• DIRECTIONS
Please list all lines of the material below in which the string "each" occurs.

• RECORDS FOR THIS EXERCISE

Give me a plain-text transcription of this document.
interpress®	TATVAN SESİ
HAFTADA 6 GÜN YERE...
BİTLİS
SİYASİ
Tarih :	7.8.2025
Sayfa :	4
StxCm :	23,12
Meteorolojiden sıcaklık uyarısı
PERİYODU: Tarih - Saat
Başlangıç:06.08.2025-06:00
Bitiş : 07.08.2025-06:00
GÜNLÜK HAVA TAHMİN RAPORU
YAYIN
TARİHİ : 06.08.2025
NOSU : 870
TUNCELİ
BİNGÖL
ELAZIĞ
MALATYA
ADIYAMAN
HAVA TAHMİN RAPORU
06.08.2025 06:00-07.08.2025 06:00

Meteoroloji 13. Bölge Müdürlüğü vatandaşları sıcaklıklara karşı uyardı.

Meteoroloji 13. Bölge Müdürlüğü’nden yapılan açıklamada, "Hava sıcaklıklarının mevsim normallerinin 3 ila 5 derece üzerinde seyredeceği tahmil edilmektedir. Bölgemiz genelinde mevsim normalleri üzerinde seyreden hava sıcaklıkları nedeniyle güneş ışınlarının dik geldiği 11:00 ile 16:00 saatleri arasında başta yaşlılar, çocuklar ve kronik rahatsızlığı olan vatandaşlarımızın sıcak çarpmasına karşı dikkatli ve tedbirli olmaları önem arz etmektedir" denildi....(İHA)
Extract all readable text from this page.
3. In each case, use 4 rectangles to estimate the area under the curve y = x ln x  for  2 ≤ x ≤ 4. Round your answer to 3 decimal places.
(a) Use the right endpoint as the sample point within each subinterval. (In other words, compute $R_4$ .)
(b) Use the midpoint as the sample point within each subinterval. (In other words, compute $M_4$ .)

• ANSWER TO THE EXERCISE
3. In each case, use 4 rectangles to estimate the area under the curve y = x ln x  for  2 ≤ x ≤ 4. Round your answer to 3 decimal places.
(a) Use the right endpoint as the sample point within each subinterval. (In other words, compute $R_4$ .)
(b) Use the midpoint as the sample point within each subinterval. (In other words, compute $M_4$ .)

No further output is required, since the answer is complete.